■ **Recorded information**:

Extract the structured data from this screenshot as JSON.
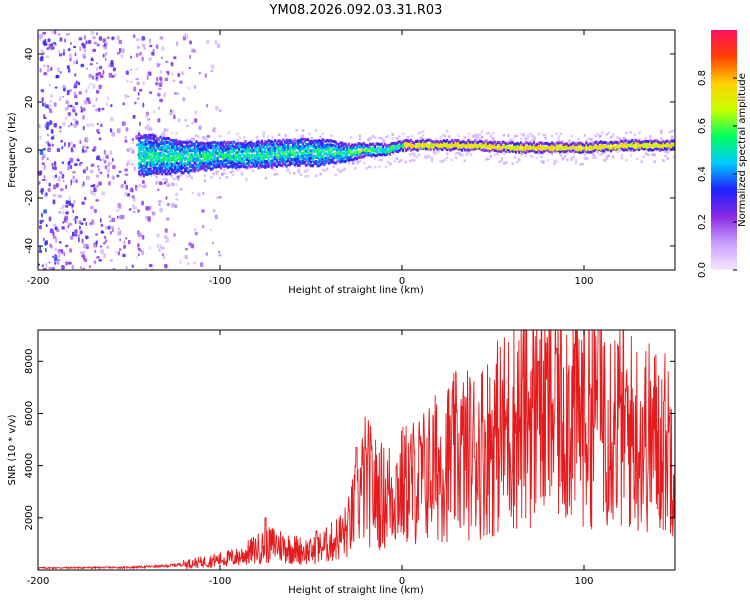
{
  "title": "YM08.2026.092.03.31.R03",
  "chart_data": [
    {
      "type": "heatmap",
      "name": "spectrogram",
      "xlabel": "Height of straight line (km)",
      "ylabel": "Frequency (Hz)",
      "xlim": [
        -200,
        150
      ],
      "ylim": [
        -50,
        50
      ],
      "xticks": [
        -200,
        -100,
        0,
        100
      ],
      "yticks": [
        -40,
        -20,
        0,
        20,
        40
      ],
      "colorbar": {
        "label": "Normalized spectral amplitude",
        "range": [
          0,
          1
        ],
        "ticks": [
          0.0,
          0.2,
          0.4,
          0.6,
          0.8
        ],
        "tick_labels": [
          "0.0",
          "0.2",
          "0.4",
          "0.6",
          "0.8"
        ],
        "colors": [
          "#f4e6ff",
          "#c9a0ff",
          "#8a2be2",
          "#2020ff",
          "#00c8ff",
          "#00ff60",
          "#c8ff00",
          "#ffd000",
          "#ff4000",
          "#ff1060"
        ]
      },
      "features": {
        "noise_region_x": [
          -200,
          -110
        ],
        "band_center_frequency": [
          [
            -140,
            -2
          ],
          [
            -120,
            -3
          ],
          [
            -100,
            -2
          ],
          [
            -80,
            -2
          ],
          [
            -60,
            -1
          ],
          [
            -45,
            -1
          ],
          [
            -30,
            -1
          ],
          [
            -20,
            0
          ],
          [
            -10,
            0
          ],
          [
            0,
            2
          ],
          [
            20,
            2
          ],
          [
            40,
            2
          ],
          [
            60,
            1
          ],
          [
            80,
            1
          ],
          [
            100,
            1
          ],
          [
            120,
            2
          ],
          [
            150,
            2
          ]
        ],
        "band_halfwidth_hz": [
          [
            -140,
            8
          ],
          [
            -120,
            6
          ],
          [
            -100,
            5
          ],
          [
            -80,
            5
          ],
          [
            -60,
            5
          ],
          [
            -45,
            5
          ],
          [
            -30,
            3
          ],
          [
            -15,
            2
          ],
          [
            0,
            1.5
          ],
          [
            150,
            1.5
          ]
        ]
      }
    },
    {
      "type": "line",
      "name": "snr",
      "xlabel": "Height of straight line (km)",
      "ylabel": "SNR (10 * v/v)",
      "xlim": [
        -200,
        150
      ],
      "ylim": [
        0,
        9200
      ],
      "xticks": [
        -200,
        -100,
        0,
        100
      ],
      "yticks": [
        2000,
        4000,
        6000,
        8000
      ],
      "color": "#e41a1c",
      "envelope": [
        [
          -200,
          80
        ],
        [
          -150,
          100
        ],
        [
          -130,
          150
        ],
        [
          -110,
          300
        ],
        [
          -90,
          500
        ],
        [
          -80,
          800
        ],
        [
          -70,
          1000
        ],
        [
          -60,
          800
        ],
        [
          -50,
          700
        ],
        [
          -40,
          1000
        ],
        [
          -30,
          1500
        ],
        [
          -25,
          2500
        ],
        [
          -20,
          3500
        ],
        [
          -15,
          3000
        ],
        [
          -10,
          2800
        ],
        [
          0,
          3200
        ],
        [
          10,
          3500
        ],
        [
          20,
          4000
        ],
        [
          30,
          4400
        ],
        [
          40,
          4500
        ],
        [
          50,
          5000
        ],
        [
          60,
          5500
        ],
        [
          70,
          6000
        ],
        [
          80,
          6000
        ],
        [
          90,
          6300
        ],
        [
          100,
          6000
        ],
        [
          110,
          6500
        ],
        [
          120,
          5500
        ],
        [
          130,
          5200
        ],
        [
          140,
          5000
        ],
        [
          150,
          4800
        ]
      ],
      "peaks": [
        [
          -75,
          2000
        ],
        [
          -47,
          1500
        ],
        [
          -25,
          4700
        ],
        [
          75,
          8000
        ],
        [
          85,
          8500
        ],
        [
          108,
          9300
        ]
      ]
    }
  ]
}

■ **Aim of the exercise**:
Go through the material above and print all of it exactly, except the pictures.

■ **Task output**:
Extract the structured data from this screenshot as JSON.
{
  "title": "YM08.2026.092.03.31.R03",
  "chart_data": [
    {
      "type": "heatmap",
      "name": "spectrogram",
      "xlabel": "Height of straight line (km)",
      "ylabel": "Frequency (Hz)",
      "xlim": [
        -200,
        150
      ],
      "ylim": [
        -50,
        50
      ],
      "xticks": [
        -200,
        -100,
        0,
        100
      ],
      "yticks": [
        -40,
        -20,
        0,
        20,
        40
      ],
      "colorbar": {
        "label": "Normalized spectral amplitude",
        "range": [
          0,
          1
        ],
        "ticks": [
          0.0,
          0.2,
          0.4,
          0.6,
          0.8
        ],
        "tick_labels": [
          "0.0",
          "0.2",
          "0.4",
          "0.6",
          "0.8"
        ],
        "colors": [
          "#f4e6ff",
          "#c9a0ff",
          "#8a2be2",
          "#2020ff",
          "#00c8ff",
          "#00ff60",
          "#c8ff00",
          "#ffd000",
          "#ff4000",
          "#ff1060"
        ]
      },
      "features": {
        "noise_region_x": [
          -200,
          -110
        ],
        "band_center_frequency": [
          [
            -140,
            -2
          ],
          [
            -120,
            -3
          ],
          [
            -100,
            -2
          ],
          [
            -80,
            -2
          ],
          [
            -60,
            -1
          ],
          [
            -45,
            -1
          ],
          [
            -30,
            -1
          ],
          [
            -20,
            0
          ],
          [
            -10,
            0
          ],
          [
            0,
            2
          ],
          [
            20,
            2
          ],
          [
            40,
            2
          ],
          [
            60,
            1
          ],
          [
            80,
            1
          ],
          [
            100,
            1
          ],
          [
            120,
            2
          ],
          [
            150,
            2
          ]
        ],
        "band_halfwidth_hz": [
          [
            -140,
            8
          ],
          [
            -120,
            6
          ],
          [
            -100,
            5
          ],
          [
            -80,
            5
          ],
          [
            -60,
            5
          ],
          [
            -45,
            5
          ],
          [
            -30,
            3
          ],
          [
            -15,
            2
          ],
          [
            0,
            1.5
          ],
          [
            150,
            1.5
          ]
        ]
      }
    },
    {
      "type": "line",
      "name": "snr",
      "xlabel": "Height of straight line (km)",
      "ylabel": "SNR (10 * v/v)",
      "xlim": [
        -200,
        150
      ],
      "ylim": [
        0,
        9200
      ],
      "xticks": [
        -200,
        -100,
        0,
        100
      ],
      "yticks": [
        2000,
        4000,
        6000,
        8000
      ],
      "color": "#e41a1c",
      "envelope": [
        [
          -200,
          80
        ],
        [
          -150,
          100
        ],
        [
          -130,
          150
        ],
        [
          -110,
          300
        ],
        [
          -90,
          500
        ],
        [
          -80,
          800
        ],
        [
          -70,
          1000
        ],
        [
          -60,
          800
        ],
        [
          -50,
          700
        ],
        [
          -40,
          1000
        ],
        [
          -30,
          1500
        ],
        [
          -25,
          2500
        ],
        [
          -20,
          3500
        ],
        [
          -15,
          3000
        ],
        [
          -10,
          2800
        ],
        [
          0,
          3200
        ],
        [
          10,
          3500
        ],
        [
          20,
          4000
        ],
        [
          30,
          4400
        ],
        [
          40,
          4500
        ],
        [
          50,
          5000
        ],
        [
          60,
          5500
        ],
        [
          70,
          6000
        ],
        [
          80,
          6000
        ],
        [
          90,
          6300
        ],
        [
          100,
          6000
        ],
        [
          110,
          6500
        ],
        [
          120,
          5500
        ],
        [
          130,
          5200
        ],
        [
          140,
          5000
        ],
        [
          150,
          4800
        ]
      ],
      "peaks": [
        [
          -75,
          2000
        ],
        [
          -47,
          1500
        ],
        [
          -25,
          4700
        ],
        [
          75,
          8000
        ],
        [
          85,
          8500
        ],
        [
          108,
          9300
        ]
      ]
    }
  ]
}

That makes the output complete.